_Task brief_
Transcribe all of the data exactly. Omit the pictures.
**********
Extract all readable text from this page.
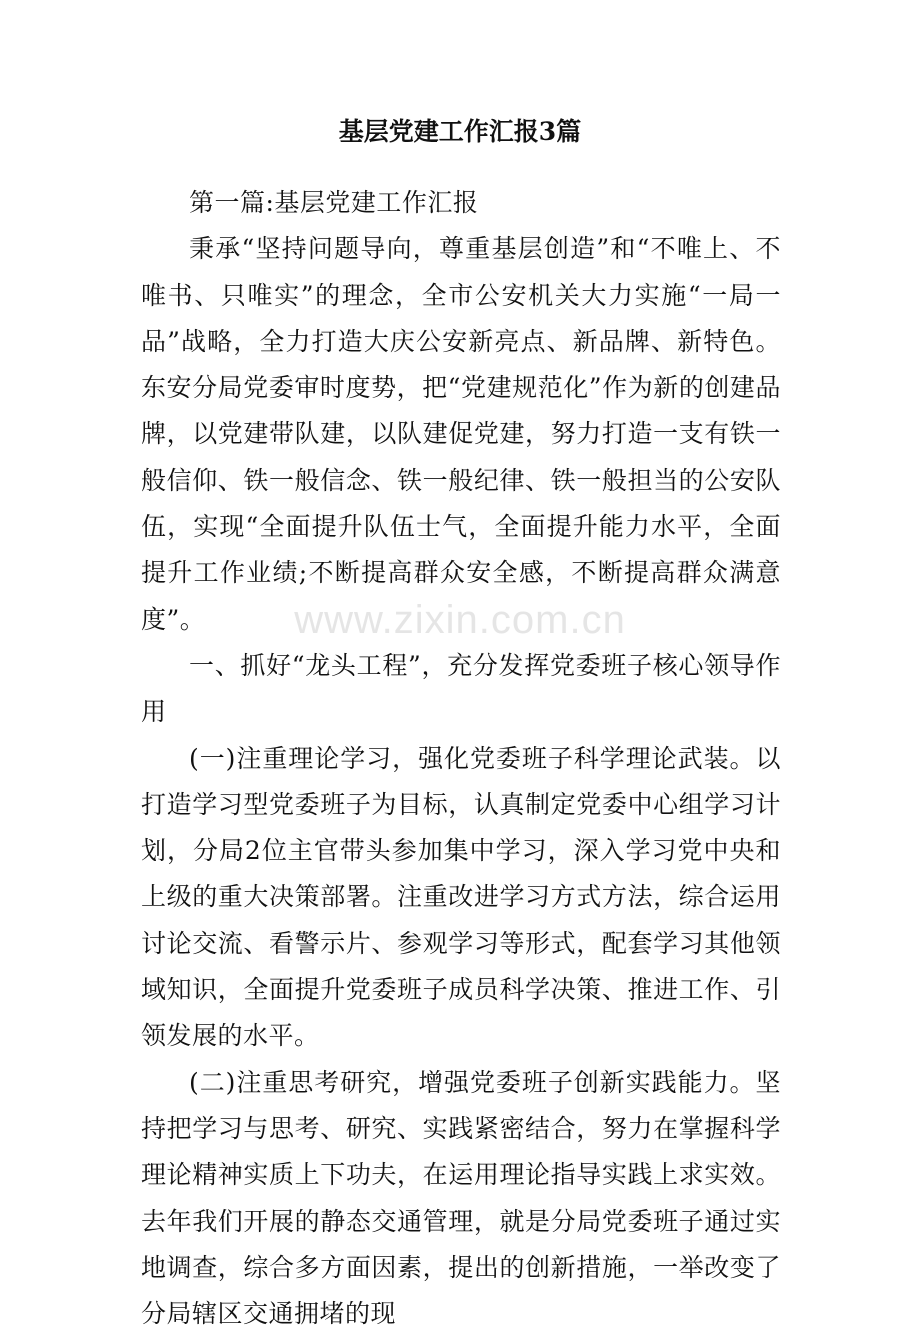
基层党建工作汇报3篇
www.zixin.com.cn

第一篇:基层党建工作汇报

秉承“坚持问题导向，尊重基层创造”和“不唯上、不唯书、只唯实”的理念，全市公安机关大力实施“一局一品”战略，全力打造大庆公安新亮点、新品牌、新特色。东安分局党委审时度势，把“党建规范化”作为新的创建品牌，以党建带队建，以队建促党建，努力打造一支有铁一般信仰、铁一般信念、铁一般纪律、铁一般担当的公安队伍，实现“全面提升队伍士气，全面提升能力水平，全面提升工作业绩;不断提高群众安全感，不断提高群众满意度”。

一、抓好“龙头工程”，充分发挥党委班子核心领导作用

(一)注重理论学习，强化党委班子科学理论武装。以打造学习型党委班子为目标，认真制定党委中心组学习计划，分局2位主官带头参加集中学习，深入学习党中央和上级的重大决策部署。注重改进学习方式方法，综合运用讨论交流、看警示片、参观学习等形式，配套学习其他领域知识，全面提升党委班子成员科学决策、推进工作、引领发展的水平。

(二)注重思考研究，增强党委班子创新实践能力。坚持把学习与思考、研究、实践紧密结合，努力在掌握科学理论精神实质上下功夫，在运用理论指导实践上求实效。去年我们开展的静态交通管理，就是分局党委班子通过实地调查，综合多方面因素，提出的创新措施，一举改变了分局辖区交通拥堵的现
**********
_Response_
Extract all readable text from this page.
基层党建工作汇报3篇
www.zixin.com.cn

第一篇:基层党建工作汇报

秉承“坚持问题导向，尊重基层创造”和“不唯上、不唯书、只唯实”的理念，全市公安机关大力实施“一局一品”战略，全力打造大庆公安新亮点、新品牌、新特色。东安分局党委审时度势，把“党建规范化”作为新的创建品牌，以党建带队建，以队建促党建，努力打造一支有铁一般信仰、铁一般信念、铁一般纪律、铁一般担当的公安队伍，实现“全面提升队伍士气，全面提升能力水平，全面提升工作业绩;不断提高群众安全感，不断提高群众满意度”。

一、抓好“龙头工程”，充分发挥党委班子核心领导作用

(一)注重理论学习，强化党委班子科学理论武装。以打造学习型党委班子为目标，认真制定党委中心组学习计划，分局2位主官带头参加集中学习，深入学习党中央和上级的重大决策部署。注重改进学习方式方法，综合运用讨论交流、看警示片、参观学习等形式，配套学习其他领域知识，全面提升党委班子成员科学决策、推进工作、引领发展的水平。

(二)注重思考研究，增强党委班子创新实践能力。坚持把学习与思考、研究、实践紧密结合，努力在掌握科学理论精神实质上下功夫，在运用理论指导实践上求实效。去年我们开展的静态交通管理，就是分局党委班子通过实地调查，综合多方面因素，提出的创新措施，一举改变了分局辖区交通拥堵的现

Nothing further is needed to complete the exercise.